### REQUIREMENTS:
Retype the material that follows, keeping every word as it is.
[Start]
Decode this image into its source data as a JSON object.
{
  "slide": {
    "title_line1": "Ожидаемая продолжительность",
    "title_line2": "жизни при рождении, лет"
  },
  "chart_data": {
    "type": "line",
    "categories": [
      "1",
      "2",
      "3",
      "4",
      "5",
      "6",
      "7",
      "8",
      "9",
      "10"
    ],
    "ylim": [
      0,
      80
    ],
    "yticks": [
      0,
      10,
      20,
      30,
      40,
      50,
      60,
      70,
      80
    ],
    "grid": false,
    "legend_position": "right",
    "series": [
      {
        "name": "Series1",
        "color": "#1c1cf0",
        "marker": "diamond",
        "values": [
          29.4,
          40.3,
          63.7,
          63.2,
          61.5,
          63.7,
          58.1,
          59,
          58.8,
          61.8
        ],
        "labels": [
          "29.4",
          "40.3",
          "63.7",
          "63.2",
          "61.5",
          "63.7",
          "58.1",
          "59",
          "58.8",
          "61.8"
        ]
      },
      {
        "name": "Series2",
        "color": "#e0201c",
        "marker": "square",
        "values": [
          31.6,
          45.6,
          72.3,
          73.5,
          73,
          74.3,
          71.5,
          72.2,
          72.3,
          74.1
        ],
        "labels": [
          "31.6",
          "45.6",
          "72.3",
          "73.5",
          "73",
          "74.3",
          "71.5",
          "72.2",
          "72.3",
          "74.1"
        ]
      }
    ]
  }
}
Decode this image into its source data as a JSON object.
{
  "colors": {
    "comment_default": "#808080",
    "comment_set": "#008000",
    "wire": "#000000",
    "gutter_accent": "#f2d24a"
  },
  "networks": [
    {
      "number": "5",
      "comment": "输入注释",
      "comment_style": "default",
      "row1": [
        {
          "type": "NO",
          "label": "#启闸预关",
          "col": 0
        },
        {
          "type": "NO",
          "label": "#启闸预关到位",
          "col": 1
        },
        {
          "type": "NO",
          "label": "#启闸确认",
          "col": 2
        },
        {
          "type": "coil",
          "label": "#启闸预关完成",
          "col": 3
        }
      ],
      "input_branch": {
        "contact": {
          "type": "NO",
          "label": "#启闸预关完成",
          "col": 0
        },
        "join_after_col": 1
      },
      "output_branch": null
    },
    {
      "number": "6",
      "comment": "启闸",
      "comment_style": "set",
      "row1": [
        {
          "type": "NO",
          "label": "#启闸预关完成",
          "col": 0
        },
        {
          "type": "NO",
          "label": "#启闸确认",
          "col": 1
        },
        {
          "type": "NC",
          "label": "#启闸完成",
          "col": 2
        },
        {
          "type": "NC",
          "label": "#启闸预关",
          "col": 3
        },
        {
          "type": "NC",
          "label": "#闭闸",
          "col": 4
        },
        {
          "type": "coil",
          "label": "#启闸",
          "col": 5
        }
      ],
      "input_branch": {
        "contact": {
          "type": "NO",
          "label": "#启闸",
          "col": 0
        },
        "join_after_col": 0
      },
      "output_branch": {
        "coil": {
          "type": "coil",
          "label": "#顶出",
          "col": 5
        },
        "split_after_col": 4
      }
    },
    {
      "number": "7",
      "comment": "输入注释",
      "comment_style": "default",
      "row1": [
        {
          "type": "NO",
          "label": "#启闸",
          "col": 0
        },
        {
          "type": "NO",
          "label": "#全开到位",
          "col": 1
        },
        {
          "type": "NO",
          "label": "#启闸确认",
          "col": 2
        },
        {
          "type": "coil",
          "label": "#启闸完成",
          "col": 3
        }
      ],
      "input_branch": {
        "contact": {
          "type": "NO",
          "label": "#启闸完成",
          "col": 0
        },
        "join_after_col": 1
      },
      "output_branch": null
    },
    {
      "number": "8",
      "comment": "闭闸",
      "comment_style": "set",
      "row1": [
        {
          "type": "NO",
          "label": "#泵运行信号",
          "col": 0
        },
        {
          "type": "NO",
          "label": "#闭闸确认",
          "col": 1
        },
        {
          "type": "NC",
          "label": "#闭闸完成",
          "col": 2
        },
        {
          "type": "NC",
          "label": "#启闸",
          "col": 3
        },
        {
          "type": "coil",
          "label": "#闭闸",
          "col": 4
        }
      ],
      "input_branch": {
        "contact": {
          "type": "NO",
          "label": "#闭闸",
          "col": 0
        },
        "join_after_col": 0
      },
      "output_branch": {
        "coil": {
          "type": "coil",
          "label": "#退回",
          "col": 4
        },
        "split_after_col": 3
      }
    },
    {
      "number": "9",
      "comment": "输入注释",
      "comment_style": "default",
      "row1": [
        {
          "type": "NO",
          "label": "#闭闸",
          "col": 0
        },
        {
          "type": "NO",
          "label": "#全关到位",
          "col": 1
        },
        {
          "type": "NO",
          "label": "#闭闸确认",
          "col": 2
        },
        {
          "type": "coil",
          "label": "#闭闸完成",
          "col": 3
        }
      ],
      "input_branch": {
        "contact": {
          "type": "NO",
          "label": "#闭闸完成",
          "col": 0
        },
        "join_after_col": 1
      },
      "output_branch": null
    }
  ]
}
[End]
### REPLY TO THE EXERCISE:
Decode this image into its source data as a JSON object.
{
  "slide": {
    "title_line1": "Ожидаемая продолжительность",
    "title_line2": "жизни при рождении, лет"
  },
  "chart_data": {
    "type": "line",
    "categories": [
      "1",
      "2",
      "3",
      "4",
      "5",
      "6",
      "7",
      "8",
      "9",
      "10"
    ],
    "ylim": [
      0,
      80
    ],
    "yticks": [
      0,
      10,
      20,
      30,
      40,
      50,
      60,
      70,
      80
    ],
    "grid": false,
    "legend_position": "right",
    "series": [
      {
        "name": "Series1",
        "color": "#1c1cf0",
        "marker": "diamond",
        "values": [
          29.4,
          40.3,
          63.7,
          63.2,
          61.5,
          63.7,
          58.1,
          59,
          58.8,
          61.8
        ],
        "labels": [
          "29.4",
          "40.3",
          "63.7",
          "63.2",
          "61.5",
          "63.7",
          "58.1",
          "59",
          "58.8",
          "61.8"
        ]
      },
      {
        "name": "Series2",
        "color": "#e0201c",
        "marker": "square",
        "values": [
          31.6,
          45.6,
          72.3,
          73.5,
          73,
          74.3,
          71.5,
          72.2,
          72.3,
          74.1
        ],
        "labels": [
          "31.6",
          "45.6",
          "72.3",
          "73.5",
          "73",
          "74.3",
          "71.5",
          "72.2",
          "72.3",
          "74.1"
        ]
      }
    ]
  }
}
Decode this image into its source data as a JSON object.
{
  "colors": {
    "comment_default": "#808080",
    "comment_set": "#008000",
    "wire": "#000000",
    "gutter_accent": "#f2d24a"
  },
  "networks": [
    {
      "number": "5",
      "comment": "输入注释",
      "comment_style": "default",
      "row1": [
        {
          "type": "NO",
          "label": "#启闸预关",
          "col": 0
        },
        {
          "type": "NO",
          "label": "#启闸预关到位",
          "col": 1
        },
        {
          "type": "NO",
          "label": "#启闸确认",
          "col": 2
        },
        {
          "type": "coil",
          "label": "#启闸预关完成",
          "col": 3
        }
      ],
      "input_branch": {
        "contact": {
          "type": "NO",
          "label": "#启闸预关完成",
          "col": 0
        },
        "join_after_col": 1
      },
      "output_branch": null
    },
    {
      "number": "6",
      "comment": "启闸",
      "comment_style": "set",
      "row1": [
        {
          "type": "NO",
          "label": "#启闸预关完成",
          "col": 0
        },
        {
          "type": "NO",
          "label": "#启闸确认",
          "col": 1
        },
        {
          "type": "NC",
          "label": "#启闸完成",
          "col": 2
        },
        {
          "type": "NC",
          "label": "#启闸预关",
          "col": 3
        },
        {
          "type": "NC",
          "label": "#闭闸",
          "col": 4
        },
        {
          "type": "coil",
          "label": "#启闸",
          "col": 5
        }
      ],
      "input_branch": {
        "contact": {
          "type": "NO",
          "label": "#启闸",
          "col": 0
        },
        "join_after_col": 0
      },
      "output_branch": {
        "coil": {
          "type": "coil",
          "label": "#顶出",
          "col": 5
        },
        "split_after_col": 4
      }
    },
    {
      "number": "7",
      "comment": "输入注释",
      "comment_style": "default",
      "row1": [
        {
          "type": "NO",
          "label": "#启闸",
          "col": 0
        },
        {
          "type": "NO",
          "label": "#全开到位",
          "col": 1
        },
        {
          "type": "NO",
          "label": "#启闸确认",
          "col": 2
        },
        {
          "type": "coil",
          "label": "#启闸完成",
          "col": 3
        }
      ],
      "input_branch": {
        "contact": {
          "type": "NO",
          "label": "#启闸完成",
          "col": 0
        },
        "join_after_col": 1
      },
      "output_branch": null
    },
    {
      "number": "8",
      "comment": "闭闸",
      "comment_style": "set",
      "row1": [
        {
          "type": "NO",
          "label": "#泵运行信号",
          "col": 0
        },
        {
          "type": "NO",
          "label": "#闭闸确认",
          "col": 1
        },
        {
          "type": "NC",
          "label": "#闭闸完成",
          "col": 2
        },
        {
          "type": "NC",
          "label": "#启闸",
          "col": 3
        },
        {
          "type": "coil",
          "label": "#闭闸",
          "col": 4
        }
      ],
      "input_branch": {
        "contact": {
          "type": "NO",
          "label": "#闭闸",
          "col": 0
        },
        "join_after_col": 0
      },
      "output_branch": {
        "coil": {
          "type": "coil",
          "label": "#退回",
          "col": 4
        },
        "split_after_col": 3
      }
    },
    {
      "number": "9",
      "comment": "输入注释",
      "comment_style": "default",
      "row1": [
        {
          "type": "NO",
          "label": "#闭闸",
          "col": 0
        },
        {
          "type": "NO",
          "label": "#全关到位",
          "col": 1
        },
        {
          "type": "NO",
          "label": "#闭闸确认",
          "col": 2
        },
        {
          "type": "coil",
          "label": "#闭闸完成",
          "col": 3
        }
      ],
      "input_branch": {
        "contact": {
          "type": "NO",
          "label": "#闭闸完成",
          "col": 0
        },
        "join_after_col": 1
      },
      "output_branch": null
    }
  ]
}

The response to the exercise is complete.